* _AIM_: Reproduce each line exactly, including spacing and punctuation.

======== DATASET EXCERPTS

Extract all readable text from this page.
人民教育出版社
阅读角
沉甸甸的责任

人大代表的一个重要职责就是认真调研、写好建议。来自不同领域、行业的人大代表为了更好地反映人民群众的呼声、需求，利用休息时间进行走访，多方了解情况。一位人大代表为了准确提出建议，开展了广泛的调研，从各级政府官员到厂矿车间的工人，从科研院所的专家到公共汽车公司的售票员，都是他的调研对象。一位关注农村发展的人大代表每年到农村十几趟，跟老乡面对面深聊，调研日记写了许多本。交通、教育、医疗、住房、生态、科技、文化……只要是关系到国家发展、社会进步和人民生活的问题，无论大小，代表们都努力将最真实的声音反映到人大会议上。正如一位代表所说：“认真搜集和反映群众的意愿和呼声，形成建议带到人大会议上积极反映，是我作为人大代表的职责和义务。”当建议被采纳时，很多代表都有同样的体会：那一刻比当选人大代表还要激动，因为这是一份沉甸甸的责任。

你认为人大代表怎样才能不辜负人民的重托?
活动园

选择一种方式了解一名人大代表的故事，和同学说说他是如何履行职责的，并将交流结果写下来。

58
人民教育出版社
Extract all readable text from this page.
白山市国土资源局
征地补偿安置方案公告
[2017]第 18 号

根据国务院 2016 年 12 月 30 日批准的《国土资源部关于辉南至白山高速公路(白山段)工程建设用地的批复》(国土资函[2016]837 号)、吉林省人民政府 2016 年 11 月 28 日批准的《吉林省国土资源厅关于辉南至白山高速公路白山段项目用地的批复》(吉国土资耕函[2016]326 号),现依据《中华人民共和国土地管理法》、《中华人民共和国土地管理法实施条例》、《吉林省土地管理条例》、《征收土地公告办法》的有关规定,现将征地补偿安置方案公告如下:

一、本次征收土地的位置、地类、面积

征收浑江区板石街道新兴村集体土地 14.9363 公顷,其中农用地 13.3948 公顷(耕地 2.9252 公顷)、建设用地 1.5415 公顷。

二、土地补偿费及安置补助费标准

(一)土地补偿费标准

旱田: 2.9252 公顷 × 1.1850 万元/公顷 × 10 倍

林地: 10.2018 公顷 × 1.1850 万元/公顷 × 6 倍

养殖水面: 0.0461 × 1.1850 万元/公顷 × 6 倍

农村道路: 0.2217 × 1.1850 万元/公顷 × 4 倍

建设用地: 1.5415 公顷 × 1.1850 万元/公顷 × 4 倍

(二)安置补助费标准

================

* _EXERCISE RESPONSE_:
Extract all readable text from this page.
人民教育出版社
阅读角
沉甸甸的责任

人大代表的一个重要职责就是认真调研、写好建议。来自不同领域、行业的人大代表为了更好地反映人民群众的呼声、需求，利用休息时间进行走访，多方了解情况。一位人大代表为了准确提出建议，开展了广泛的调研，从各级政府官员到厂矿车间的工人，从科研院所的专家到公共汽车公司的售票员，都是他的调研对象。一位关注农村发展的人大代表每年到农村十几趟，跟老乡面对面深聊，调研日记写了许多本。交通、教育、医疗、住房、生态、科技、文化……只要是关系到国家发展、社会进步和人民生活的问题，无论大小，代表们都努力将最真实的声音反映到人大会议上。正如一位代表所说：“认真搜集和反映群众的意愿和呼声，形成建议带到人大会议上积极反映，是我作为人大代表的职责和义务。”当建议被采纳时，很多代表都有同样的体会：那一刻比当选人大代表还要激动，因为这是一份沉甸甸的责任。

你认为人大代表怎样才能不辜负人民的重托?
活动园

选择一种方式了解一名人大代表的故事，和同学说说他是如何履行职责的，并将交流结果写下来。

58
人民教育出版社
Extract all readable text from this page.
白山市国土资源局
征地补偿安置方案公告
[2017]第 18 号

根据国务院 2016 年 12 月 30 日批准的《国土资源部关于辉南至白山高速公路(白山段)工程建设用地的批复》(国土资函[2016]837 号)、吉林省人民政府 2016 年 11 月 28 日批准的《吉林省国土资源厅关于辉南至白山高速公路白山段项目用地的批复》(吉国土资耕函[2016]326 号),现依据《中华人民共和国土地管理法》、《中华人民共和国土地管理法实施条例》、《吉林省土地管理条例》、《征收土地公告办法》的有关规定,现将征地补偿安置方案公告如下:

一、本次征收土地的位置、地类、面积

征收浑江区板石街道新兴村集体土地 14.9363 公顷,其中农用地 13.3948 公顷(耕地 2.9252 公顷)、建设用地 1.5415 公顷。

二、土地补偿费及安置补助费标准

(一)土地补偿费标准

旱田: 2.9252 公顷 × 1.1850 万元/公顷 × 10 倍

林地: 10.2018 公顷 × 1.1850 万元/公顷 × 6 倍

养殖水面: 0.0461 × 1.1850 万元/公顷 × 6 倍

农村道路: 0.2217 × 1.1850 万元/公顷 × 4 倍

建设用地: 1.5415 公顷 × 1.1850 万元/公顷 × 4 倍

(二)安置补助费标准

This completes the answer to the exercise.